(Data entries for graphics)
+--
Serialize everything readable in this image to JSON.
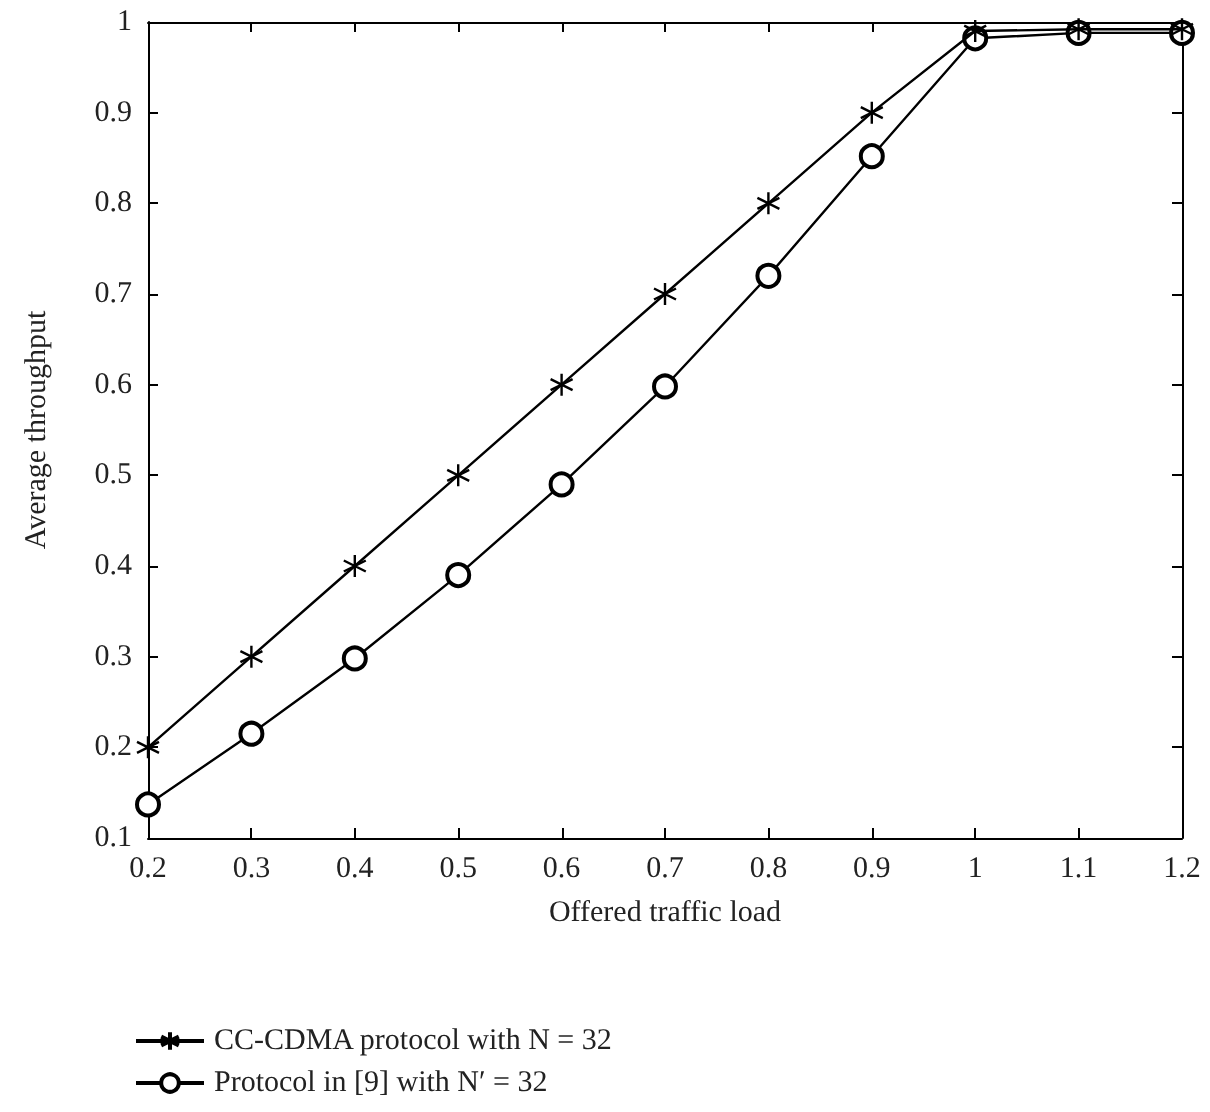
{
  "chart_data": {
    "type": "line",
    "xlabel": "Offered traffic load",
    "ylabel": "Average throughput",
    "x": [
      0.2,
      0.3,
      0.4,
      0.5,
      0.6,
      0.7,
      0.8,
      0.9,
      1.0,
      1.1,
      1.2
    ],
    "series": [
      {
        "name": "CC-CDMA protocol with N = 32",
        "color": "#000000",
        "marker": "cross",
        "values": [
          0.2,
          0.3,
          0.4,
          0.5,
          0.6,
          0.7,
          0.8,
          0.9,
          0.99,
          0.992,
          0.992
        ]
      },
      {
        "name": "Protocol in [9] with N′ = 32",
        "color": "#000000",
        "marker": "circle",
        "values": [
          0.137,
          0.215,
          0.298,
          0.39,
          0.49,
          0.598,
          0.72,
          0.852,
          0.982,
          0.988,
          0.988
        ]
      }
    ],
    "xlim": [
      0.2,
      1.2
    ],
    "xticks": [
      0.2,
      0.3,
      0.4,
      0.5,
      0.6,
      0.7,
      0.8,
      0.9,
      1,
      1.1,
      1.2
    ],
    "ylim": [
      0.1,
      1
    ],
    "yticks": [
      0.1,
      0.2,
      0.3,
      0.4,
      0.5,
      0.6,
      0.7,
      0.8,
      0.9,
      1
    ],
    "grid": false,
    "legend": "bottom left",
    "line_style": "solid"
  }
}
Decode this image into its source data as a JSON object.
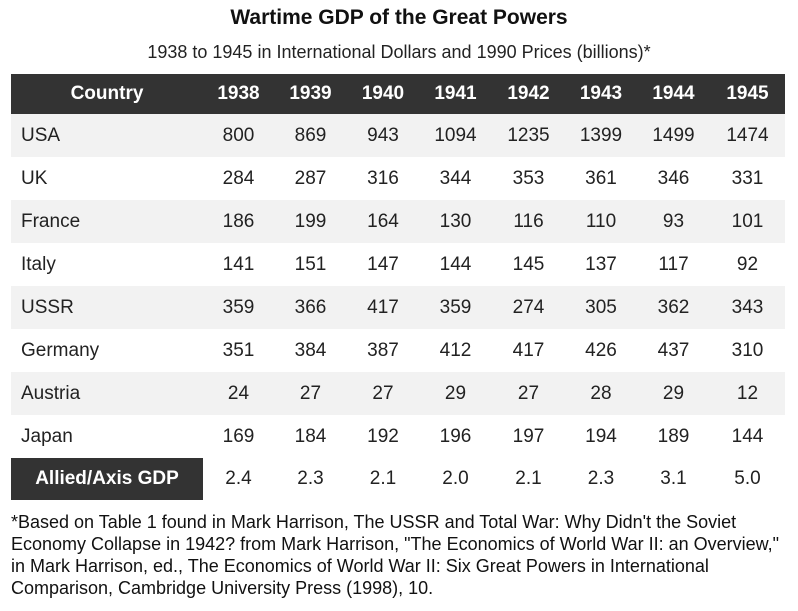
{
  "title": "Wartime GDP of the Great Powers",
  "subtitle": "1938 to 1945 in International Dollars and 1990 Prices (billions)*",
  "table": {
    "header_country": "Country",
    "years": [
      "1938",
      "1939",
      "1940",
      "1941",
      "1942",
      "1943",
      "1944",
      "1945"
    ],
    "rows": [
      {
        "country": "USA",
        "values": [
          "800",
          "869",
          "943",
          "1094",
          "1235",
          "1399",
          "1499",
          "1474"
        ]
      },
      {
        "country": "UK",
        "values": [
          "284",
          "287",
          "316",
          "344",
          "353",
          "361",
          "346",
          "331"
        ]
      },
      {
        "country": "France",
        "values": [
          "186",
          "199",
          "164",
          "130",
          "116",
          "110",
          "93",
          "101"
        ]
      },
      {
        "country": "Italy",
        "values": [
          "141",
          "151",
          "147",
          "144",
          "145",
          "137",
          "117",
          "92"
        ]
      },
      {
        "country": "USSR",
        "values": [
          "359",
          "366",
          "417",
          "359",
          "274",
          "305",
          "362",
          "343"
        ]
      },
      {
        "country": "Germany",
        "values": [
          "351",
          "384",
          "387",
          "412",
          "417",
          "426",
          "437",
          "310"
        ]
      },
      {
        "country": "Austria",
        "values": [
          "24",
          "27",
          "27",
          "29",
          "27",
          "28",
          "29",
          "12"
        ]
      },
      {
        "country": "Japan",
        "values": [
          "169",
          "184",
          "192",
          "196",
          "197",
          "194",
          "189",
          "144"
        ]
      }
    ],
    "ratio_row": {
      "label": "Allied/Axis GDP",
      "values": [
        "2.4",
        "2.3",
        "2.1",
        "2.0",
        "2.1",
        "2.3",
        "3.1",
        "5.0"
      ]
    }
  },
  "footnote": "*Based on Table 1 found in Mark Harrison, The USSR and Total War: Why Didn't the Soviet Economy Collapse in 1942? from Mark Harrison, \"The Economics of World War II: an Overview,\" in Mark Harrison, ed., The Economics of World War II: Six Great Powers in International Comparison, Cambridge University Press (1998), 10.",
  "colors": {
    "header_bg": "#333333",
    "header_text": "#ffffff",
    "alt_row_bg": "#f2f2f2"
  }
}
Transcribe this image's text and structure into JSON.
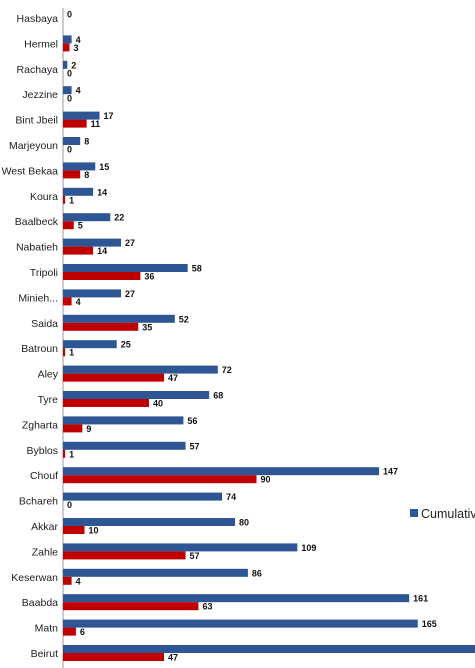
{
  "chart_data": {
    "type": "bar",
    "orientation": "horizontal",
    "categories": [
      "Hasbaya",
      "Hermel",
      "Rachaya",
      "Jezzine",
      "Bint Jbeil",
      "Marjeyoun",
      "West Bekaa",
      "Koura",
      "Baalbeck",
      "Nabatieh",
      "Tripoli",
      "Minieh...",
      "Saida",
      "Batroun",
      "Aley",
      "Tyre",
      "Zgharta",
      "Byblos",
      "Chouf",
      "Bchareh",
      "Akkar",
      "Zahle",
      "Keserwan",
      "Baabda",
      "Matn",
      "Beirut"
    ],
    "series": [
      {
        "name": "Cumulative",
        "color": "#2e5594",
        "values": [
          0,
          4,
          2,
          4,
          17,
          8,
          15,
          14,
          22,
          27,
          58,
          27,
          52,
          25,
          72,
          68,
          56,
          57,
          147,
          74,
          80,
          109,
          86,
          161,
          165,
          null
        ],
        "labels": [
          "0",
          "4",
          "2",
          "4",
          "17",
          "8",
          "15",
          "14",
          "22",
          "27",
          "58",
          "27",
          "52",
          "25",
          "72",
          "68",
          "56",
          "57",
          "147",
          "74",
          "80",
          "109",
          "86",
          "161",
          "165",
          ""
        ]
      },
      {
        "color": "#c00000",
        "values": [
          null,
          3,
          0,
          0,
          11,
          0,
          8,
          1,
          5,
          14,
          36,
          4,
          35,
          1,
          47,
          40,
          9,
          1,
          90,
          0,
          10,
          57,
          4,
          63,
          6,
          47
        ],
        "labels": [
          "",
          "3",
          "0",
          "0",
          "11",
          "0",
          "8",
          "1",
          "5",
          "14",
          "36",
          "4",
          "35",
          "1",
          "47",
          "40",
          "9",
          "1",
          "90",
          "0",
          "10",
          "57",
          "4",
          "63",
          "6",
          "47"
        ]
      }
    ],
    "legend": {
      "position": "right",
      "entries": [
        "Cumulative"
      ]
    },
    "grid": false,
    "title": "",
    "xlabel": "",
    "ylabel": ""
  }
}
+--
→ **Work to complete**
Exact duplication of all the records is required; pictures are omitted from the copy.

→ **Solution for this problem**
Serialize everything readable in this image to JSON.
{
  "chart_data": {
    "type": "line",
    "xlabel": "Offered traffic load",
    "ylabel": "Average throughput",
    "x": [
      0.2,
      0.3,
      0.4,
      0.5,
      0.6,
      0.7,
      0.8,
      0.9,
      1.0,
      1.1,
      1.2
    ],
    "series": [
      {
        "name": "CC-CDMA protocol with N = 32",
        "color": "#000000",
        "marker": "cross",
        "values": [
          0.2,
          0.3,
          0.4,
          0.5,
          0.6,
          0.7,
          0.8,
          0.9,
          0.99,
          0.992,
          0.992
        ]
      },
      {
        "name": "Protocol in [9] with N′ = 32",
        "color": "#000000",
        "marker": "circle",
        "values": [
          0.137,
          0.215,
          0.298,
          0.39,
          0.49,
          0.598,
          0.72,
          0.852,
          0.982,
          0.988,
          0.988
        ]
      }
    ],
    "xlim": [
      0.2,
      1.2
    ],
    "xticks": [
      0.2,
      0.3,
      0.4,
      0.5,
      0.6,
      0.7,
      0.8,
      0.9,
      1,
      1.1,
      1.2
    ],
    "ylim": [
      0.1,
      1
    ],
    "yticks": [
      0.1,
      0.2,
      0.3,
      0.4,
      0.5,
      0.6,
      0.7,
      0.8,
      0.9,
      1
    ],
    "grid": false,
    "legend": "bottom left",
    "line_style": "solid"
  }
}
Decode this image into its source data as a JSON object.
{
  "title": "Wartime GDP of the Great Powers",
  "subtitle": "1938 to 1945 in International Dollars and 1990 Prices (billions)*",
  "table": {
    "header_country": "Country",
    "years": [
      "1938",
      "1939",
      "1940",
      "1941",
      "1942",
      "1943",
      "1944",
      "1945"
    ],
    "rows": [
      {
        "country": "USA",
        "values": [
          "800",
          "869",
          "943",
          "1094",
          "1235",
          "1399",
          "1499",
          "1474"
        ]
      },
      {
        "country": "UK",
        "values": [
          "284",
          "287",
          "316",
          "344",
          "353",
          "361",
          "346",
          "331"
        ]
      },
      {
        "country": "France",
        "values": [
          "186",
          "199",
          "164",
          "130",
          "116",
          "110",
          "93",
          "101"
        ]
      },
      {
        "country": "Italy",
        "values": [
          "141",
          "151",
          "147",
          "144",
          "145",
          "137",
          "117",
          "92"
        ]
      },
      {
        "country": "USSR",
        "values": [
          "359",
          "366",
          "417",
          "359",
          "274",
          "305",
          "362",
          "343"
        ]
      },
      {
        "country": "Germany",
        "values": [
          "351",
          "384",
          "387",
          "412",
          "417",
          "426",
          "437",
          "310"
        ]
      },
      {
        "country": "Austria",
        "values": [
          "24",
          "27",
          "27",
          "29",
          "27",
          "28",
          "29",
          "12"
        ]
      },
      {
        "country": "Japan",
        "values": [
          "169",
          "184",
          "192",
          "196",
          "197",
          "194",
          "189",
          "144"
        ]
      }
    ],
    "ratio_row": {
      "label": "Allied/Axis GDP",
      "values": [
        "2.4",
        "2.3",
        "2.1",
        "2.0",
        "2.1",
        "2.3",
        "3.1",
        "5.0"
      ]
    }
  },
  "footnote": "*Based on Table 1 found in Mark Harrison, The USSR and Total War: Why Didn't the Soviet Economy Collapse in 1942? from Mark Harrison, \"The Economics of World War II: an Overview,\" in Mark Harrison, ed., The Economics of World War II: Six Great Powers in International Comparison, Cambridge University Press (1998), 10.",
  "colors": {
    "header_bg": "#333333",
    "header_text": "#ffffff",
    "alt_row_bg": "#f2f2f2"
  }
}
Transcribe this image's text and structure into JSON.
{
  "chart_data": {
    "type": "bar",
    "orientation": "horizontal",
    "categories": [
      "Hasbaya",
      "Hermel",
      "Rachaya",
      "Jezzine",
      "Bint Jbeil",
      "Marjeyoun",
      "West Bekaa",
      "Koura",
      "Baalbeck",
      "Nabatieh",
      "Tripoli",
      "Minieh...",
      "Saida",
      "Batroun",
      "Aley",
      "Tyre",
      "Zgharta",
      "Byblos",
      "Chouf",
      "Bchareh",
      "Akkar",
      "Zahle",
      "Keserwan",
      "Baabda",
      "Matn",
      "Beirut"
    ],
    "series": [
      {
        "name": "Cumulative",
        "color": "#2e5594",
        "values": [
          0,
          4,
          2,
          4,
          17,
          8,
          15,
          14,
          22,
          27,
          58,
          27,
          52,
          25,
          72,
          68,
          56,
          57,
          147,
          74,
          80,
          109,
          86,
          161,
          165,
          null
        ],
        "labels": [
          "0",
          "4",
          "2",
          "4",
          "17",
          "8",
          "15",
          "14",
          "22",
          "27",
          "58",
          "27",
          "52",
          "25",
          "72",
          "68",
          "56",
          "57",
          "147",
          "74",
          "80",
          "109",
          "86",
          "161",
          "165",
          ""
        ]
      },
      {
        "color": "#c00000",
        "values": [
          null,
          3,
          0,
          0,
          11,
          0,
          8,
          1,
          5,
          14,
          36,
          4,
          35,
          1,
          47,
          40,
          9,
          1,
          90,
          0,
          10,
          57,
          4,
          63,
          6,
          47
        ],
        "labels": [
          "",
          "3",
          "0",
          "0",
          "11",
          "0",
          "8",
          "1",
          "5",
          "14",
          "36",
          "4",
          "35",
          "1",
          "47",
          "40",
          "9",
          "1",
          "90",
          "0",
          "10",
          "57",
          "4",
          "63",
          "6",
          "47"
        ]
      }
    ],
    "legend": {
      "position": "right",
      "entries": [
        "Cumulative"
      ]
    },
    "grid": false,
    "title": "",
    "xlabel": "",
    "ylabel": ""
  }
}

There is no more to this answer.